WORK TASK: Whenever a picture appears, omit it, and set down everything else in the records exactly.

(EXERCISE DATA begins)

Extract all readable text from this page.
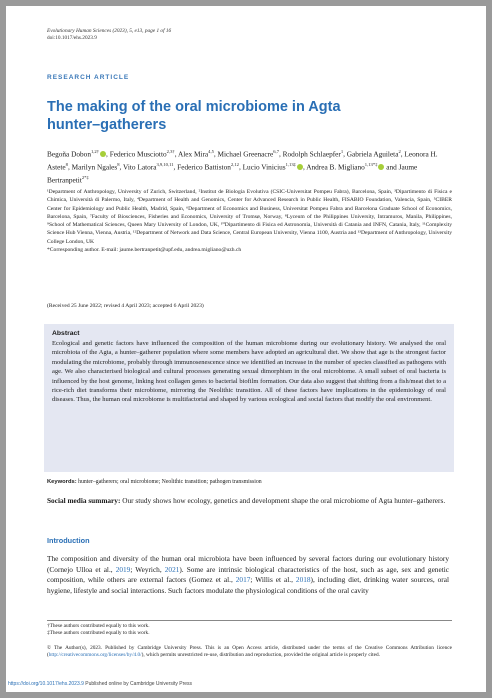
Evolutionary Human Sciences (2023), 5, e13, page 1 of 16
doi:10.1017/ehs.2023.9
RESEARCH ARTICLE
The making of the oral microbiome in Agta hunter–gatherers
Begoña Dobon$^{1,2\dagger}$ , Federico Musciotto$^{2,3\dagger}$, Alex Mira$^{4,5}$, Michael Greenacre$^{6,7}$, Rodolph Schlaepfer$^1$, Gabriela Aguileta$^2$, Leonora H. Astete$^8$, Marilyn Ngales$^8$, Vito Latora$^{3,9,10,11}$, Federico Battiston$^{2,12}$, Lucio Vinicius$^{1,13\ddagger}$ , Andrea B. Migliano$^{1,13*\ddagger}$ and Jaume Bertranpetit$^{2*\ddagger}$
¹Department of Anthropology, University of Zurich, Switzerland, ²Institut de Biologia Evolutiva (CSIC-Universitat Pompeu Fabra), Barcelona, Spain, ³Dipartimento di Fisica e Chimica, Università di Palermo, Italy, ⁴Department of Health and Genomics, Center for Advanced Research in Public Health, FISABIO Foundation, Valencia, Spain, ⁵CIBER Center for Epidemiology and Public Health, Madrid, Spain, ⁶Department of Economics and Business, Universitat Pompeu Fabra and Barcelona Graduate School of Economics, Barcelona, Spain, ⁷Faculty of Biosciences, Fisheries and Economics, University of Tromsø, Norway, ⁸Lyceum of the Philippines University, Intramuros, Manila, Philippines, ⁹School of Mathematical Sciences, Queen Mary University of London, UK, ¹⁰Dipartimento di Fisica ed Astronomia, Università di Catania and INFN, Catania, Italy, ¹¹Complexity Science Hub Vienna, Vienna, Austria, ¹²Department of Network and Data Science, Central European University, Vienna 1100, Austria and ¹³Department of Anthropology, University College London, UK
*Corresponding author. E-mail: jaume.bertranpetit@upf.edu, andrea.migliano@uzh.ch
(Received 25 June 2022; revised 4 April 2023; accepted 6 April 2023)
Abstract

Ecological and genetic factors have influenced the composition of the human microbiome during our evolutionary history. We analysed the oral microbiota of the Agta, a hunter–gatherer population where some members have adopted an agricultural diet. We show that age is the strongest factor modulating the microbiome, probably through immunosenescence since we identified an increase in the number of species classified as pathogens with age. We also characterised biological and cultural processes generating sexual dimorphism in the oral microbiome. A small subset of oral bacteria is influenced by the host genome, linking host collagen genes to bacterial biofilm formation. Our data also suggest that shifting from a fish/meat diet to a rice-rich diet transforms their microbiome, mirroring the Neolithic transition. All of these factors have implications in the epidemiology of oral diseases. Thus, the human oral microbiome is multifactorial and shaped by various ecological and social factors that modify the oral environment.

Keywords: hunter–gatherers; oral microbiome; Neolithic transition; pathogen transmission
Social media summary: Our study shows how ecology, genetics and development shape the oral microbiome of Agta hunter–gatherers.
Introduction

The composition and diversity of the human oral microbiota have been influenced by several factors during our evolutionary history (Cornejo Ulloa et al., 2019; Weyrich, 2021). Some are intrinsic biological characteristics of the host, such as age, sex and genetic composition, while others are external factors (Gomez et al., 2017; Willis et al., 2018), including diet, drinking water sources, oral hygiene, lifestyle and social interactions. Such factors modulate the physiological conditions of the oral cavity

†These authors contributed equally to this work.
‡These authors contributed equally to this work.
© The Author(s), 2023. Published by Cambridge University Press. This is an Open Access article, distributed under the terms of the Creative Commons Attribution licence (http://creativecommons.org/licenses/by/4.0/), which permits unrestricted re-use, distribution and reproduction, provided the original article is properly cited.
https://doi.org/10.1017/ehs.2023.9 Published online by Cambridge University Press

(EXERCISE DATA ends)

RESPONSE TO THIS EXERCISE:
Extract all readable text from this page.
Evolutionary Human Sciences (2023), 5, e13, page 1 of 16
doi:10.1017/ehs.2023.9
RESEARCH ARTICLE
The making of the oral microbiome in Agta hunter–gatherers
Begoña Dobon$^{1,2\dagger}$ , Federico Musciotto$^{2,3\dagger}$, Alex Mira$^{4,5}$, Michael Greenacre$^{6,7}$, Rodolph Schlaepfer$^1$, Gabriela Aguileta$^2$, Leonora H. Astete$^8$, Marilyn Ngales$^8$, Vito Latora$^{3,9,10,11}$, Federico Battiston$^{2,12}$, Lucio Vinicius$^{1,13\ddagger}$ , Andrea B. Migliano$^{1,13*\ddagger}$ and Jaume Bertranpetit$^{2*\ddagger}$
¹Department of Anthropology, University of Zurich, Switzerland, ²Institut de Biologia Evolutiva (CSIC-Universitat Pompeu Fabra), Barcelona, Spain, ³Dipartimento di Fisica e Chimica, Università di Palermo, Italy, ⁴Department of Health and Genomics, Center for Advanced Research in Public Health, FISABIO Foundation, Valencia, Spain, ⁵CIBER Center for Epidemiology and Public Health, Madrid, Spain, ⁶Department of Economics and Business, Universitat Pompeu Fabra and Barcelona Graduate School of Economics, Barcelona, Spain, ⁷Faculty of Biosciences, Fisheries and Economics, University of Tromsø, Norway, ⁸Lyceum of the Philippines University, Intramuros, Manila, Philippines, ⁹School of Mathematical Sciences, Queen Mary University of London, UK, ¹⁰Dipartimento di Fisica ed Astronomia, Università di Catania and INFN, Catania, Italy, ¹¹Complexity Science Hub Vienna, Vienna, Austria, ¹²Department of Network and Data Science, Central European University, Vienna 1100, Austria and ¹³Department of Anthropology, University College London, UK
*Corresponding author. E-mail: jaume.bertranpetit@upf.edu, andrea.migliano@uzh.ch
(Received 25 June 2022; revised 4 April 2023; accepted 6 April 2023)
Abstract

Ecological and genetic factors have influenced the composition of the human microbiome during our evolutionary history. We analysed the oral microbiota of the Agta, a hunter–gatherer population where some members have adopted an agricultural diet. We show that age is the strongest factor modulating the microbiome, probably through immunosenescence since we identified an increase in the number of species classified as pathogens with age. We also characterised biological and cultural processes generating sexual dimorphism in the oral microbiome. A small subset of oral bacteria is influenced by the host genome, linking host collagen genes to bacterial biofilm formation. Our data also suggest that shifting from a fish/meat diet to a rice-rich diet transforms their microbiome, mirroring the Neolithic transition. All of these factors have implications in the epidemiology of oral diseases. Thus, the human oral microbiome is multifactorial and shaped by various ecological and social factors that modify the oral environment.

Keywords: hunter–gatherers; oral microbiome; Neolithic transition; pathogen transmission
Social media summary: Our study shows how ecology, genetics and development shape the oral microbiome of Agta hunter–gatherers.
Introduction

The composition and diversity of the human oral microbiota have been influenced by several factors during our evolutionary history (Cornejo Ulloa et al., 2019; Weyrich, 2021). Some are intrinsic biological characteristics of the host, such as age, sex and genetic composition, while others are external factors (Gomez et al., 2017; Willis et al., 2018), including diet, drinking water sources, oral hygiene, lifestyle and social interactions. Such factors modulate the physiological conditions of the oral cavity

†These authors contributed equally to this work.
‡These authors contributed equally to this work.
© The Author(s), 2023. Published by Cambridge University Press. This is an Open Access article, distributed under the terms of the Creative Commons Attribution licence (http://creativecommons.org/licenses/by/4.0/), which permits unrestricted re-use, distribution and reproduction, provided the original article is properly cited.
https://doi.org/10.1017/ehs.2023.9 Published online by Cambridge University Press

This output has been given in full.